Of all the lines in the material, how many include the word "GÜNGÖR"? Reply with the number alone.

| Data for processing |

+--

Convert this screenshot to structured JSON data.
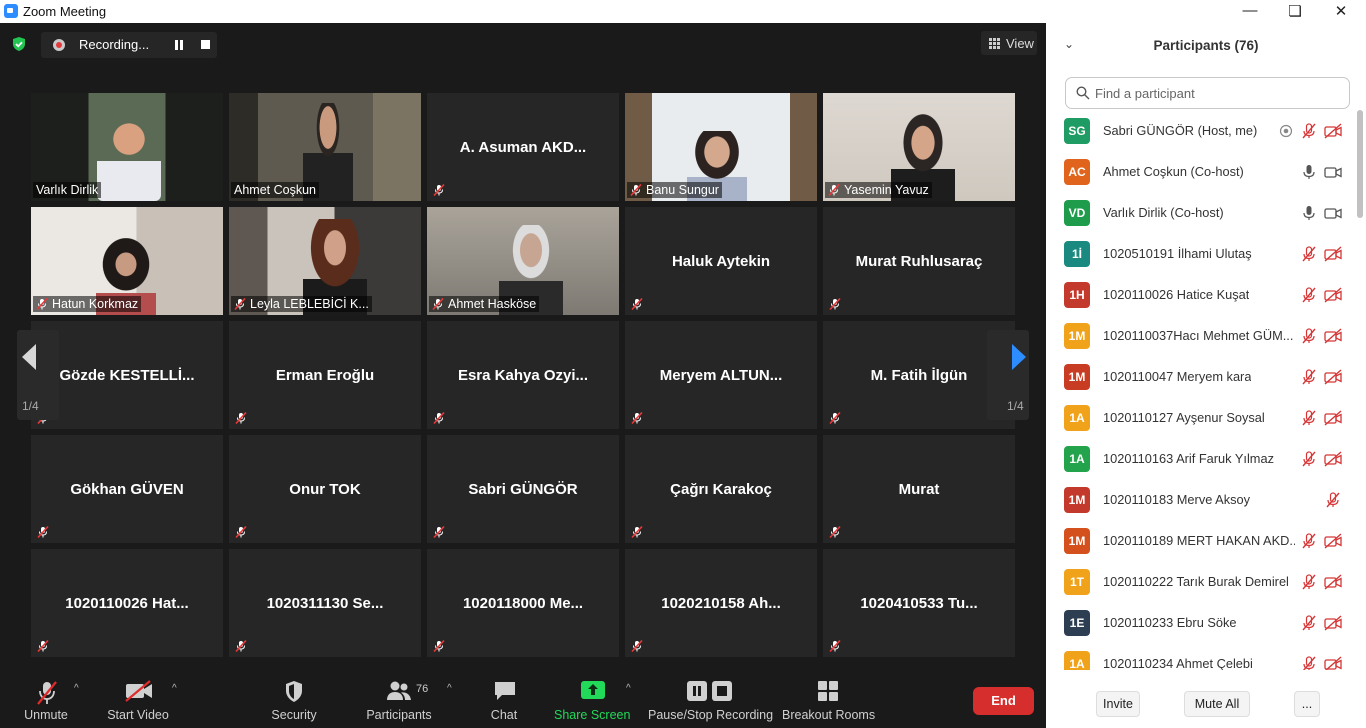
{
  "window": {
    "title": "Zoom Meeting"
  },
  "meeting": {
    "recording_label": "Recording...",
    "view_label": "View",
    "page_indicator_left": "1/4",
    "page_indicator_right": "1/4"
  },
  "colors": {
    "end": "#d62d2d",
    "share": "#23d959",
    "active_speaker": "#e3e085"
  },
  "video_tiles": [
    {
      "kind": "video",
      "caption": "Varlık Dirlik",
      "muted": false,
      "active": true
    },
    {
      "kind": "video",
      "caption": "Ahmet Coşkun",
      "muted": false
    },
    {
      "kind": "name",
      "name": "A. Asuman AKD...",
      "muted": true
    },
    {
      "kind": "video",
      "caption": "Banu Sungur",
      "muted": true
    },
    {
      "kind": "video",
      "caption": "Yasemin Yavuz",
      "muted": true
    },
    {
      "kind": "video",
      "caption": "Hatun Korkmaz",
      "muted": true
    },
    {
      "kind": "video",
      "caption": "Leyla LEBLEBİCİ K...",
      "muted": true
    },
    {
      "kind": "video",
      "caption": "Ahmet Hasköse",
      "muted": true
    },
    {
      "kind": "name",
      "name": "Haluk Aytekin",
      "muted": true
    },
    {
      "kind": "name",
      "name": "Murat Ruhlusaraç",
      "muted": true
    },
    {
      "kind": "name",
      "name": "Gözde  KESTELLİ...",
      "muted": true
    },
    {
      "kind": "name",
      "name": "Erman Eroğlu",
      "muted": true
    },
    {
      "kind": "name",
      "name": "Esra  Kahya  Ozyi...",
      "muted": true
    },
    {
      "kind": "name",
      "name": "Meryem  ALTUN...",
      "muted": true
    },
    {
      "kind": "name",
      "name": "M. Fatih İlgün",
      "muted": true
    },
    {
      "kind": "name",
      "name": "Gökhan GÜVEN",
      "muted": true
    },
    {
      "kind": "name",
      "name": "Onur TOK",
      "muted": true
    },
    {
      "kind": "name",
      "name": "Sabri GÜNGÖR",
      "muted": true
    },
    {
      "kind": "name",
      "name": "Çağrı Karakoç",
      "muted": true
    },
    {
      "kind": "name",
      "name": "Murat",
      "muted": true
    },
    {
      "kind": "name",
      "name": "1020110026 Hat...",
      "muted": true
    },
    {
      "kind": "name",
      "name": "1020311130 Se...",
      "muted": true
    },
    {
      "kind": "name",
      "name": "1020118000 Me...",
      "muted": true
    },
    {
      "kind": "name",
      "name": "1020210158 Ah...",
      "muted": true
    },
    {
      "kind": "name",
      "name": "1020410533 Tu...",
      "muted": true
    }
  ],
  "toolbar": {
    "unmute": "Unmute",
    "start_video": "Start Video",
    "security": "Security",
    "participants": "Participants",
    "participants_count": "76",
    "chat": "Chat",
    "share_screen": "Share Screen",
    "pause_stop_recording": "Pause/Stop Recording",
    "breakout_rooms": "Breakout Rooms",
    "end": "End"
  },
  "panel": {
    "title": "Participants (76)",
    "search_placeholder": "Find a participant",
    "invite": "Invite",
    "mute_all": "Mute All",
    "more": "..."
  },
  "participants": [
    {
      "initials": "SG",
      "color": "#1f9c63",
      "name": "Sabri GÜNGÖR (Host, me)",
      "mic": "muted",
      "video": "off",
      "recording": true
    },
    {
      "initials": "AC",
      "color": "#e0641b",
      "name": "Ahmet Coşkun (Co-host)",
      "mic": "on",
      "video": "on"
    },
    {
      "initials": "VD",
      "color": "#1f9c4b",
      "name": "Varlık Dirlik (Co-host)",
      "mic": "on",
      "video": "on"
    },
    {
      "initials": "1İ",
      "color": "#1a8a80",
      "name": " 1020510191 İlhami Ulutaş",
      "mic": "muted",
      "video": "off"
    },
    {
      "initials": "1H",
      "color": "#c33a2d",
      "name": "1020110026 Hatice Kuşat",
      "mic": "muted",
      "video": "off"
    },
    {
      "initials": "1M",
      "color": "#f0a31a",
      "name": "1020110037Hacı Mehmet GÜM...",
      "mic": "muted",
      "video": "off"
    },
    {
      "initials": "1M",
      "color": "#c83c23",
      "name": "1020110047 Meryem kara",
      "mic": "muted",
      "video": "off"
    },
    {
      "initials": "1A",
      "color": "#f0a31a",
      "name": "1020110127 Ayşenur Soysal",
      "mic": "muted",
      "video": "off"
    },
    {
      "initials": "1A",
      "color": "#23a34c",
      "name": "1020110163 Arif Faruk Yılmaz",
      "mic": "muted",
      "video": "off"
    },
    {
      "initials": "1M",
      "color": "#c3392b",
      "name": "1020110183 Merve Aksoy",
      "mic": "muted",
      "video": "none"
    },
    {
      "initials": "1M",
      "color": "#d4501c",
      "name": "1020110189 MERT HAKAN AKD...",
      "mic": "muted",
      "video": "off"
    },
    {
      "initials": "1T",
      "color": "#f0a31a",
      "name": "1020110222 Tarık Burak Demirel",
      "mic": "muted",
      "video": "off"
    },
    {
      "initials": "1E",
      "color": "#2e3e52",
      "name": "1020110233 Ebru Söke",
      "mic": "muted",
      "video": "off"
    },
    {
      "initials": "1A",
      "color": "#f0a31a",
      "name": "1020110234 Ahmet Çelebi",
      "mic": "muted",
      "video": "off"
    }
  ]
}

+--

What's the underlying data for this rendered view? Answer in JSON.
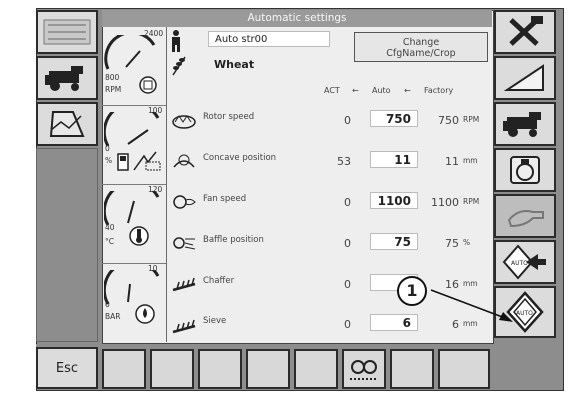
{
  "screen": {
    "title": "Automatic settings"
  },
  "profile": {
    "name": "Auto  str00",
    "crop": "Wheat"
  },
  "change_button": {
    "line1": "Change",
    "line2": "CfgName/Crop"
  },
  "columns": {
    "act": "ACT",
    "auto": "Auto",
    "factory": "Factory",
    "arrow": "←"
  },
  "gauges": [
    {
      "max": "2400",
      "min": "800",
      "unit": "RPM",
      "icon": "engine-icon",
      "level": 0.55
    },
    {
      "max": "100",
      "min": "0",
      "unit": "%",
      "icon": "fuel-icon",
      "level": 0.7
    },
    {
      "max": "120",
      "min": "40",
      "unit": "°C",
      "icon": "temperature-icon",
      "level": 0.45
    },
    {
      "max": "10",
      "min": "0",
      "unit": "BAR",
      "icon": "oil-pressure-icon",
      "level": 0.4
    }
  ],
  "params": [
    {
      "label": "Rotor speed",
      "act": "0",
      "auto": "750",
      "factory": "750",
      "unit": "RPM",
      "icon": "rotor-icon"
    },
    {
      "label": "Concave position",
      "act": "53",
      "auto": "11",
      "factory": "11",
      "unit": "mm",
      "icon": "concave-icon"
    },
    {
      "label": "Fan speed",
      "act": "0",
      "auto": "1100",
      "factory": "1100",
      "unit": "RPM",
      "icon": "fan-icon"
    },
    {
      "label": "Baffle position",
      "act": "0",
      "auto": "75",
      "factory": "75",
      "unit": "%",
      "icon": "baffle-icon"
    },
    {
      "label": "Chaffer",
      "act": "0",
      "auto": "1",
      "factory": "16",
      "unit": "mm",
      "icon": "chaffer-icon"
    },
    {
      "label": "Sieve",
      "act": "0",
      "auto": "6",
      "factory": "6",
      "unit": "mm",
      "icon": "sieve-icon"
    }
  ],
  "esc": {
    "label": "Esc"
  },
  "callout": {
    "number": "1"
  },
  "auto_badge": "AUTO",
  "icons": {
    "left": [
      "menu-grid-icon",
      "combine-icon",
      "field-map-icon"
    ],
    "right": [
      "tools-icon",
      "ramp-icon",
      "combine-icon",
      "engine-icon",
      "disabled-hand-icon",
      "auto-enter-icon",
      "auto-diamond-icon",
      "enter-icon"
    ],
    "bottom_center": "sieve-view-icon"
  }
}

+--

| Solution to the problem |
2